**Exercise data:**
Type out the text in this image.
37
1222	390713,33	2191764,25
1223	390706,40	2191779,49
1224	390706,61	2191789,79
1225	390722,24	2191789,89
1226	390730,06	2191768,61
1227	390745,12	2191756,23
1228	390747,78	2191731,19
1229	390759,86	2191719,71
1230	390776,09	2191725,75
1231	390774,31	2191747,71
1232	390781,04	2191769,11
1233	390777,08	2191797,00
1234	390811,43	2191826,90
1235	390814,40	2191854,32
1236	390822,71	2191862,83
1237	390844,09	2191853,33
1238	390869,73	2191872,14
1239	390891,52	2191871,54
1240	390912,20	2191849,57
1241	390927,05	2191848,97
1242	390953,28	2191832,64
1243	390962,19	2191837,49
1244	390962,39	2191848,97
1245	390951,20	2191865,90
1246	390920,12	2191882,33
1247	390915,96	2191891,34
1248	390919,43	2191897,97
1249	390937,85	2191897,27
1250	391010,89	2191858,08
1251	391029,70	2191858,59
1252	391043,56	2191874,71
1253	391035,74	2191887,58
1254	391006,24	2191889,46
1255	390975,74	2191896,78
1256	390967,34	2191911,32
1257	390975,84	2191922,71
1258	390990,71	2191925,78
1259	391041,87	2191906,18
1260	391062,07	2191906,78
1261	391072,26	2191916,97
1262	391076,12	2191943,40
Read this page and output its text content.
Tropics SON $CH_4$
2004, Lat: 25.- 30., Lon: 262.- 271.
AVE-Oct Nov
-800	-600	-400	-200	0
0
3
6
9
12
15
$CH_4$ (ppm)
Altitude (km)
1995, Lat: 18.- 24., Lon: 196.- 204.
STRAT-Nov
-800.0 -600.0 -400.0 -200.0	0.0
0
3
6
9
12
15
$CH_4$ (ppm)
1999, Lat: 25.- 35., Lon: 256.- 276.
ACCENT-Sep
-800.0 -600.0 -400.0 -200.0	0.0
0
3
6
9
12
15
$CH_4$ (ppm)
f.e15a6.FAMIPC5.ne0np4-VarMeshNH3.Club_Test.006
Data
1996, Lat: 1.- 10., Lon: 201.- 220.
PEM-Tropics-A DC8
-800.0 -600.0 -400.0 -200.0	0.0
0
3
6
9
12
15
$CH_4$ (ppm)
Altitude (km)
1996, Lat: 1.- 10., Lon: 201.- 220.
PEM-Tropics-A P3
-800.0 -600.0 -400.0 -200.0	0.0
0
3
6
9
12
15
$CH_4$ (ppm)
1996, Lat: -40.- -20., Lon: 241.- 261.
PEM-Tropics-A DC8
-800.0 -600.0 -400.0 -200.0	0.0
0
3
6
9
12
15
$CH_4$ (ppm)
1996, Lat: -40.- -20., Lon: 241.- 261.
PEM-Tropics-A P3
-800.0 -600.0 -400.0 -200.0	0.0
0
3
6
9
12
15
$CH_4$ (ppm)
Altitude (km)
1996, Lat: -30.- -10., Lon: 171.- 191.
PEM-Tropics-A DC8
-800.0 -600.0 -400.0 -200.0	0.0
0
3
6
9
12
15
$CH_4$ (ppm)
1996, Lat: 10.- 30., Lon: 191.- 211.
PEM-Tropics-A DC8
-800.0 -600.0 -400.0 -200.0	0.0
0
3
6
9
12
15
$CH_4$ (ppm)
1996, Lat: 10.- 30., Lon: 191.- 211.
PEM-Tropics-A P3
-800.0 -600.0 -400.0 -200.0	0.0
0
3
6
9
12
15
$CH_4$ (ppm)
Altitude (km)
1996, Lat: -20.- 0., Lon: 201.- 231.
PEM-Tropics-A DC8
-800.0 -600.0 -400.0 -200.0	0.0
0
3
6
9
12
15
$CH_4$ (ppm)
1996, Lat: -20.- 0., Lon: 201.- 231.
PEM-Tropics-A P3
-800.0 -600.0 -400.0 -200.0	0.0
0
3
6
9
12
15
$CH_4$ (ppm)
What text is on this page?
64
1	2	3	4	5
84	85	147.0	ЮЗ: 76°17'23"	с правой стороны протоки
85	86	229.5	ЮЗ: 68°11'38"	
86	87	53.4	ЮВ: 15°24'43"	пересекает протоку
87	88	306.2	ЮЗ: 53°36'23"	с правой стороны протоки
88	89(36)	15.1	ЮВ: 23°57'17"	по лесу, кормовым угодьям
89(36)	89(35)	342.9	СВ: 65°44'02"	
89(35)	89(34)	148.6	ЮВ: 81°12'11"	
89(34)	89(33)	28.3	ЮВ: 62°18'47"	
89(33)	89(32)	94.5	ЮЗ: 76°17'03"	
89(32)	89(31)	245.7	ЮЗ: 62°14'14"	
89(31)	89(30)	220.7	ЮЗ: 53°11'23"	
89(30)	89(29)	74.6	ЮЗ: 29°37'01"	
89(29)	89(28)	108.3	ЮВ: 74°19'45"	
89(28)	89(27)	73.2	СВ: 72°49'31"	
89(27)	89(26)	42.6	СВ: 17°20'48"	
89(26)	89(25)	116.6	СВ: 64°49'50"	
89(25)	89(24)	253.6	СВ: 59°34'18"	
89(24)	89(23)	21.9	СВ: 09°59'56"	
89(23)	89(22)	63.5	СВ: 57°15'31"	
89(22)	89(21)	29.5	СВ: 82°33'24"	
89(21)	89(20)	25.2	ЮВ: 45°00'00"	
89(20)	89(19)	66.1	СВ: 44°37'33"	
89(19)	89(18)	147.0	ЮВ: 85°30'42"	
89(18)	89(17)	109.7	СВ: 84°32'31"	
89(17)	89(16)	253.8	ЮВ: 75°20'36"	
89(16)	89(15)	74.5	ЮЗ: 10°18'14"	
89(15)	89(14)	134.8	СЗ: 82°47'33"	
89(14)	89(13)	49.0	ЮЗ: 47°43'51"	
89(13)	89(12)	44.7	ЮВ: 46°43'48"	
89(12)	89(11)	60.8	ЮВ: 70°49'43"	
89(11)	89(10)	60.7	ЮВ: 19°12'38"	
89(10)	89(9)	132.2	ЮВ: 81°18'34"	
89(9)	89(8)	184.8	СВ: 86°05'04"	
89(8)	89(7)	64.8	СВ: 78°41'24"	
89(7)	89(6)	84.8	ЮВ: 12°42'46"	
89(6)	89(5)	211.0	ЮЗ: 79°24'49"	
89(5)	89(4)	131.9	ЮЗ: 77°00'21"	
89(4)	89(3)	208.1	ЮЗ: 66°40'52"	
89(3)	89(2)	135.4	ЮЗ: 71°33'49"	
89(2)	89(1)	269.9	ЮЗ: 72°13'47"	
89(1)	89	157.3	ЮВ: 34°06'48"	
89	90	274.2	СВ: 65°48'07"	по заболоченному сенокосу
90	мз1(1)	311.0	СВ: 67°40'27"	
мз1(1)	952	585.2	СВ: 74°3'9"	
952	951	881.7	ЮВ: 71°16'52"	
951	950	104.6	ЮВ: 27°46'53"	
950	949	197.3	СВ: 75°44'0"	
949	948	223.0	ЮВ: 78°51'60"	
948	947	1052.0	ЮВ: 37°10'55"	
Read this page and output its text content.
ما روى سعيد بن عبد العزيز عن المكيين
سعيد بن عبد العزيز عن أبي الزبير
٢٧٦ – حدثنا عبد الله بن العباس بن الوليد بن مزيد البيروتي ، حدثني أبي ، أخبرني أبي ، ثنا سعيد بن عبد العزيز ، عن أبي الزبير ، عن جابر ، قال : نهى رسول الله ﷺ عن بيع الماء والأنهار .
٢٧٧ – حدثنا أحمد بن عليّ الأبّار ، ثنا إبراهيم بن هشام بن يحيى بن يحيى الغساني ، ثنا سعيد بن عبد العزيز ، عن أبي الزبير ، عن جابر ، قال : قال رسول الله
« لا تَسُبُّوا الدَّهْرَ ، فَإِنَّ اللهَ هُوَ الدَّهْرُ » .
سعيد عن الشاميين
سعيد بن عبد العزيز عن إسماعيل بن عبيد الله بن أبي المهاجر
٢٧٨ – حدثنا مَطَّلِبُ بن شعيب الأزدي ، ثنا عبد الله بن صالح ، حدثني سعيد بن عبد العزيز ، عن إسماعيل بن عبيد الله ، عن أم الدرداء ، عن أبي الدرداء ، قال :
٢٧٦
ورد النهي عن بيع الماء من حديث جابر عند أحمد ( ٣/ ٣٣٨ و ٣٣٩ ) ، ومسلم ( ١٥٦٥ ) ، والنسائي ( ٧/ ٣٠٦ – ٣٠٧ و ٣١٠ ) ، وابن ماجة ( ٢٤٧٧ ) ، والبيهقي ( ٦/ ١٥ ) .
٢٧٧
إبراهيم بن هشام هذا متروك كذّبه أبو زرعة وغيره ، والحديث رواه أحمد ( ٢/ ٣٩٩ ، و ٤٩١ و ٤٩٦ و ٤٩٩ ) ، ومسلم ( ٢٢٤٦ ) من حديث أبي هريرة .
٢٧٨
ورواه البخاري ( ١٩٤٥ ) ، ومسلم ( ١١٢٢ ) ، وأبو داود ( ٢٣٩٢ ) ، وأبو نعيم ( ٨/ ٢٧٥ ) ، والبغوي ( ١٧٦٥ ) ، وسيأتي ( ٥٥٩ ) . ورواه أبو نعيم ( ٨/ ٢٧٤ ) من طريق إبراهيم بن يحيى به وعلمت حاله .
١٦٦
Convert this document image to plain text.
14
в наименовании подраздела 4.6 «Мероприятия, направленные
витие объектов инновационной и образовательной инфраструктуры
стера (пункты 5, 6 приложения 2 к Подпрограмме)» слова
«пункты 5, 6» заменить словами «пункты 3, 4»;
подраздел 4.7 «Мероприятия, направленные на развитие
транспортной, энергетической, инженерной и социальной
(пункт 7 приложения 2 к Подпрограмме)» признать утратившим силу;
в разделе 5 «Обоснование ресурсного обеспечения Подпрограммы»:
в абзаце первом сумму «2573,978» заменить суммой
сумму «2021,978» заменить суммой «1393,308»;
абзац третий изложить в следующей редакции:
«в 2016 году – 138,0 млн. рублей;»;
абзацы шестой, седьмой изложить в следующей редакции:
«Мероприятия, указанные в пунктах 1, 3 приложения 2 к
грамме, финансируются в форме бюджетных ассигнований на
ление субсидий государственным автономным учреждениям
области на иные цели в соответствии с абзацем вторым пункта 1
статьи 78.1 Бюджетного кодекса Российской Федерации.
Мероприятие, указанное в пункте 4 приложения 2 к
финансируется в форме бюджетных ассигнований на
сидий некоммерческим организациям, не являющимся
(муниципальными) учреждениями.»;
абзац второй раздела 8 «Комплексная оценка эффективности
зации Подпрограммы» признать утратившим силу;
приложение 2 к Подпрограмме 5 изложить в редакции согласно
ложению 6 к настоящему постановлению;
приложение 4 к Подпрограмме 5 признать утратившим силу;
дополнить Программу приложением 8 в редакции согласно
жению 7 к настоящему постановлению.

**Written exercise:** Find every line in the records that has the string "سعيد", then state how many there are and nothing else.

**Complete answer:** 7